Written request 1
Decide whether each of the following statements agrees with the forum thread on the argmin loss. Answer each with yes or no, and quote the words of the thread that settle it.
(a) The original poster thinks the output of torch.argmin() has requires_grad set to False.
(b) The error appears when the poster calls torch.dist.
(c) jmandivarapu1 suggests creating a variable whose require_grad is True.
Written request 2
Continue the forum thread on the argmin loss from its final line, writing the rest of the reply that begins there.

Cost function using Torch.argmin()

ilya_L · April 15, 2020, 9:43am

Hi everyone,

I’m trying to use a custom loss function which is something like:
torch.dist(torch.argmin(predictedData).double(), actualData, p=2)
loss.backward()
This function outputs a tensor with requires_grad = False and therefore when I try to backprop I get:
RuntimeError(‘element 0 of tensors does not require grad and does not have a grad_fn’
*I think it’s because torch.argmin() output has requires_grad = False as well

Does anyone knows how can I fix this issue?

jmandivarapu1 · April 15, 2020, 2:59pm

Create an variable in pytorch with require_grad is True then add this loss to that variable. Then use the created variable to take the backprop

KFrank · April 15, 2020, 4:22pm

Hi Ilya!

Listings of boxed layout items
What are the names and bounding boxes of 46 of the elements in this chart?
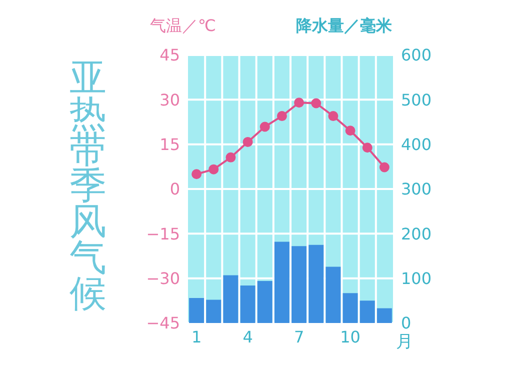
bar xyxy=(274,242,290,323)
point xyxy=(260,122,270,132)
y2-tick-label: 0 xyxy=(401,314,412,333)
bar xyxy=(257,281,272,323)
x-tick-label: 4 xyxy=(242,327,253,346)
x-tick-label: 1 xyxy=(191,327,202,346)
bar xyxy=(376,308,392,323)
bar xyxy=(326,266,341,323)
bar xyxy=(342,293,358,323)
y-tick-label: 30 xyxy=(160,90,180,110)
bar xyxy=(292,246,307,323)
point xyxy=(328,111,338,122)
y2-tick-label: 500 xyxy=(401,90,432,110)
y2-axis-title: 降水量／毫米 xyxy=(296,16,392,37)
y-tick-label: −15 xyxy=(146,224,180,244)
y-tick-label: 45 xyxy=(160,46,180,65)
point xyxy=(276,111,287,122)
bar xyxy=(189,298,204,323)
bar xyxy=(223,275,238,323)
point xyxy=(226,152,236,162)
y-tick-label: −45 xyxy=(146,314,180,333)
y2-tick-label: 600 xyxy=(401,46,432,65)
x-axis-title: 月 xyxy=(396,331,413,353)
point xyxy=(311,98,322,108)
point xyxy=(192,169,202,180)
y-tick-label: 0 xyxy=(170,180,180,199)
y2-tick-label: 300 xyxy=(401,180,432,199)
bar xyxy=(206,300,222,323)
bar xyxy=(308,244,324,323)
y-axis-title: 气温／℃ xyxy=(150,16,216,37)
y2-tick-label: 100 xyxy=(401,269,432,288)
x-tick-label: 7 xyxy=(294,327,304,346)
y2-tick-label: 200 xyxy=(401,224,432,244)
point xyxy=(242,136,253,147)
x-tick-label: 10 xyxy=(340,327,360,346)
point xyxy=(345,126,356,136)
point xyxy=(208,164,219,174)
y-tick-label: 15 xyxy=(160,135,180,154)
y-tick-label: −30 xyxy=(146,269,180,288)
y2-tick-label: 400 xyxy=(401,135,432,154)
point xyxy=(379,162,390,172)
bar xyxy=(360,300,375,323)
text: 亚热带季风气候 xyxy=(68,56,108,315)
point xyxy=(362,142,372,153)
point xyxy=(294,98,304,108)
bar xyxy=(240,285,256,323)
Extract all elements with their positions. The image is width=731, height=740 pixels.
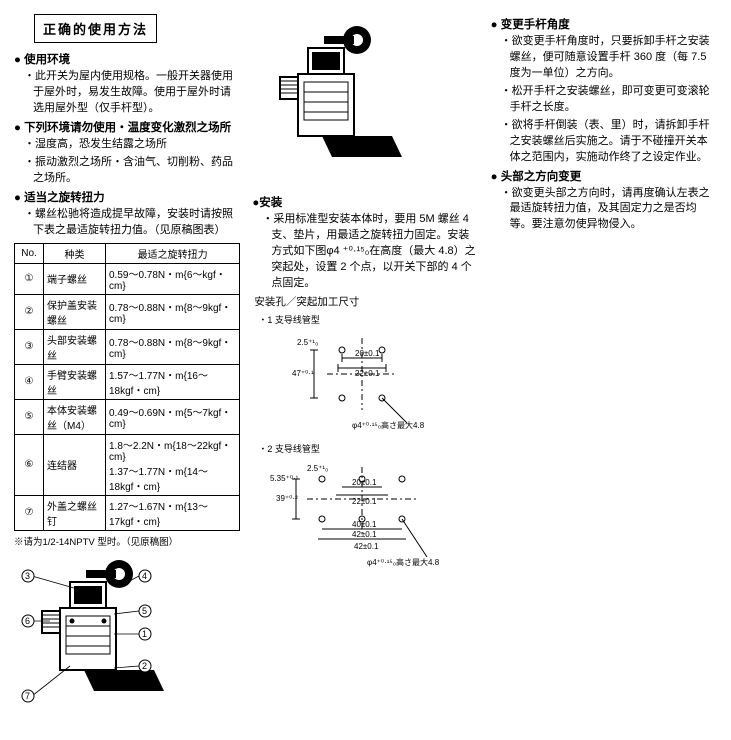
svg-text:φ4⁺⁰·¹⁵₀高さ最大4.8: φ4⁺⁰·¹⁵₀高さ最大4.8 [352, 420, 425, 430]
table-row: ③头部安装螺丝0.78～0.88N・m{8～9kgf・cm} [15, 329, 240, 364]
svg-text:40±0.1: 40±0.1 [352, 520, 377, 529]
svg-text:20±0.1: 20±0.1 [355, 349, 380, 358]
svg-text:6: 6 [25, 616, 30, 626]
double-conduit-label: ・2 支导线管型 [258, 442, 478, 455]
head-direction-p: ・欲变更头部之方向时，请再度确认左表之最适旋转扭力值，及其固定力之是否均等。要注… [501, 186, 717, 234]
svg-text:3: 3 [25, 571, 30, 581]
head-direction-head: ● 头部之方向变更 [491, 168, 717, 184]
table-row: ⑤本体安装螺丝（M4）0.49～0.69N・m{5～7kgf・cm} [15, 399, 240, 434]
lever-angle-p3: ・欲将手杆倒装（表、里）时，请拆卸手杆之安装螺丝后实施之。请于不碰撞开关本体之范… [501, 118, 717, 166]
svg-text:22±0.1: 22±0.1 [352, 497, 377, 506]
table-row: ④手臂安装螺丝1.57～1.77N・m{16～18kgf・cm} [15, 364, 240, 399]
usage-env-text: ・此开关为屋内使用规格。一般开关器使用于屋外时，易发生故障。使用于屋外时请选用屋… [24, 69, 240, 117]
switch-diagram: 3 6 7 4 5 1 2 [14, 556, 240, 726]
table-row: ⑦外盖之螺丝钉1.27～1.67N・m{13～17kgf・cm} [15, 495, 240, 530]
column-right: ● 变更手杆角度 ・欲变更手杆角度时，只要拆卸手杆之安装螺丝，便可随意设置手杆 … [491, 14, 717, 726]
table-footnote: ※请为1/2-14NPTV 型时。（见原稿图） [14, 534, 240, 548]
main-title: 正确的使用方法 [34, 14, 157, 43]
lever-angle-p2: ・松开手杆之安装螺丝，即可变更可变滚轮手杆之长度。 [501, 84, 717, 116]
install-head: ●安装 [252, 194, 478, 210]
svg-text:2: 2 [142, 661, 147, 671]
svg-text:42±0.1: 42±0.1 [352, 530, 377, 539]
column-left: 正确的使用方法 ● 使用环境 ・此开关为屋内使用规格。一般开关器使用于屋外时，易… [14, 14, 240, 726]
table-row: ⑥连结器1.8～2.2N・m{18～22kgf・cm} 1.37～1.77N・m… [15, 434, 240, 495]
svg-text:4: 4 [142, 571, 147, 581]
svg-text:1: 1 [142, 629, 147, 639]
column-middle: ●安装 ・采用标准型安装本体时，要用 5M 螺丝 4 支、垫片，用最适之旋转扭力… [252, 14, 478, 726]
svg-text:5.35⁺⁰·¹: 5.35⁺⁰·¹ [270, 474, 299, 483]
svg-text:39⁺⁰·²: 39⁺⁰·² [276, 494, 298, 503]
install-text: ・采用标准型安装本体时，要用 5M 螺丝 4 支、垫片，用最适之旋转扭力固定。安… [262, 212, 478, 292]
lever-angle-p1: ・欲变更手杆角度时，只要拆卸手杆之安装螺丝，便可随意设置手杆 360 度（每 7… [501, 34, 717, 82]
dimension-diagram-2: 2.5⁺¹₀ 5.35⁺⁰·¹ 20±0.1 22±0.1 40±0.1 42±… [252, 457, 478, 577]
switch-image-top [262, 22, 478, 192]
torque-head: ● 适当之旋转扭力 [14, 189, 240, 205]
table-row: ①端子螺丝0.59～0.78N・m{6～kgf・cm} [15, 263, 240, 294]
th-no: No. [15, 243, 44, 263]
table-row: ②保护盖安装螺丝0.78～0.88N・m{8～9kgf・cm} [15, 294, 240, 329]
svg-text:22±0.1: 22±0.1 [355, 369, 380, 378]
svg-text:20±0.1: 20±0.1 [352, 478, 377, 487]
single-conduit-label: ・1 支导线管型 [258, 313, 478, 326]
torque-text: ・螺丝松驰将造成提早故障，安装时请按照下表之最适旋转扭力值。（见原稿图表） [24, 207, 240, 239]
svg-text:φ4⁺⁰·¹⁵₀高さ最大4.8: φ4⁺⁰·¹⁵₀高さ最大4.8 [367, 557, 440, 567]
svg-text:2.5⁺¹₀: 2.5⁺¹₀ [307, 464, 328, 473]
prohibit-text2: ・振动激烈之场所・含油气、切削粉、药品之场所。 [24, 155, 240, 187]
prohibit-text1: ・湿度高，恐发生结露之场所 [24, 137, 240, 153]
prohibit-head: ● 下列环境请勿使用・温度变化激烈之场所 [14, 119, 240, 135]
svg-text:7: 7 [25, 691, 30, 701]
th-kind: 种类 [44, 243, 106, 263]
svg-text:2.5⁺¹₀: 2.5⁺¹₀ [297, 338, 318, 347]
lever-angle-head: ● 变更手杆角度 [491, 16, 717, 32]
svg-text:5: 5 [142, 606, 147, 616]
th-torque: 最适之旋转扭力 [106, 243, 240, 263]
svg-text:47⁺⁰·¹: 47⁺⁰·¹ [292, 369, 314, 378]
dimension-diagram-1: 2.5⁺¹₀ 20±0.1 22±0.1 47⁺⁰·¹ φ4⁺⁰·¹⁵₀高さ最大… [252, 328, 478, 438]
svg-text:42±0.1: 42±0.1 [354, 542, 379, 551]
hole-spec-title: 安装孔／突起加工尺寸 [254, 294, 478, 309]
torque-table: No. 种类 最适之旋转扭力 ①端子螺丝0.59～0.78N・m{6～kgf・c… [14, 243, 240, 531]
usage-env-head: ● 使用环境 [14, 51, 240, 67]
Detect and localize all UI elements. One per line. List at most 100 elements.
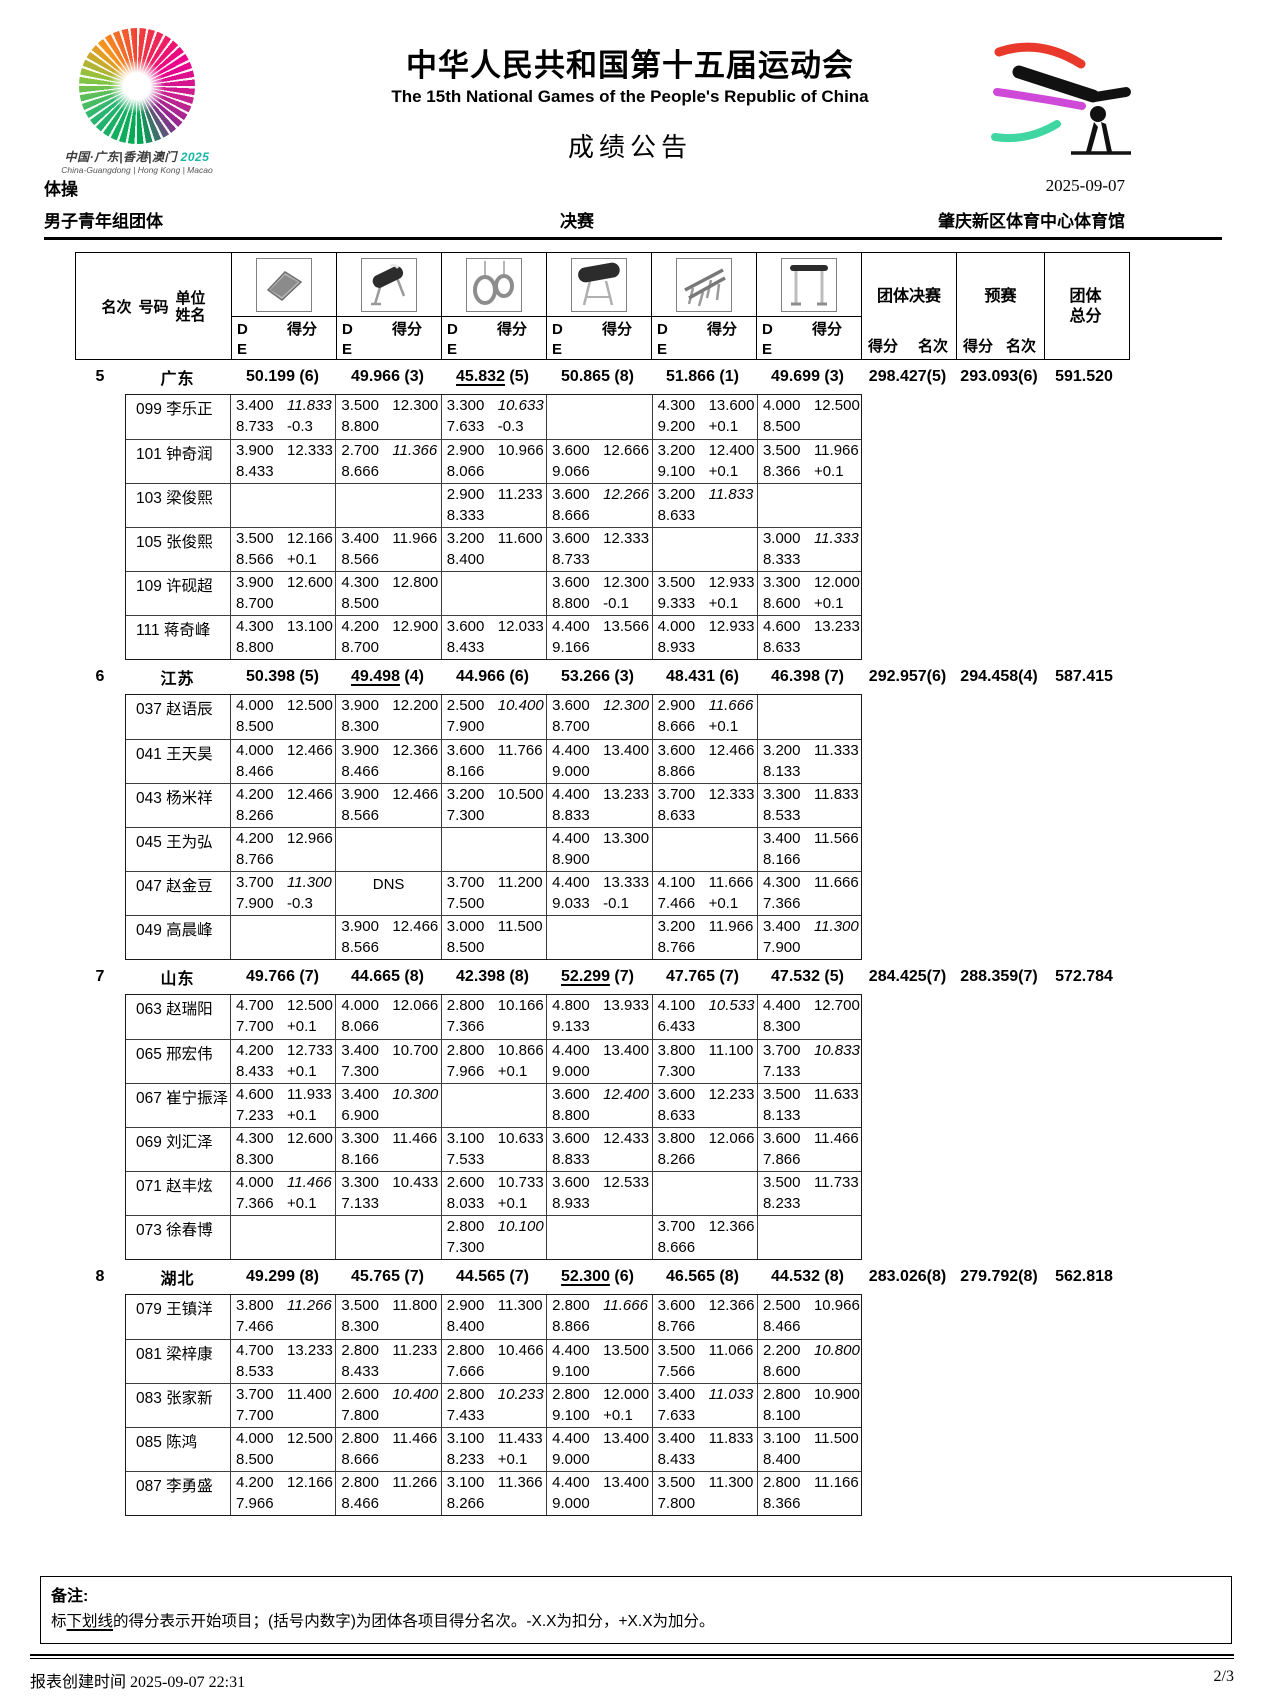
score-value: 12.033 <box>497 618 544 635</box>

Written answer 1
(a) Yes: "I think it’s because torch.argmin() output has requires_grad = False as well"
(b) No: "therefore when I try to backprop I get"
(c) Yes: "Create an variable in pytorch with require_grad is True"

Written answer 2
First off, I suspect that you don’t* really want to do what you think
you want to do.

However, making some guesses about what (you think) you want,
you could try something like this.

The key issue is that argmin maps onto discrete integers, and so,
is not usefully differentiable. So you can’t backpropagate through it.

(Note that Jaya’s suggestion of adding your non-differentiable loss
to a requires_grad = True variable won’t work. It will get rid of
your specific error message, but it’s a fake out. Gradients won’t
backpropagate through your loss nor through predictedData nor
through the model you used to predict predicted data, so you can’t
use it to train your model parameters.)

Let me assume that predictedData is a vector of numbers between
0 and 1. (For simplicity, I will illustrate this without the (necessary)
batch dimension.) I will also assume that actualData is a single,
integer “index”. I think you want the index of your smallest probability
(argmin) to match actualData, and, if it doesn’t, you want your loss
to measure how far away it is in “index space.”

To do this in a differentiable, backpropagateable , you have to get
rid of the argmin.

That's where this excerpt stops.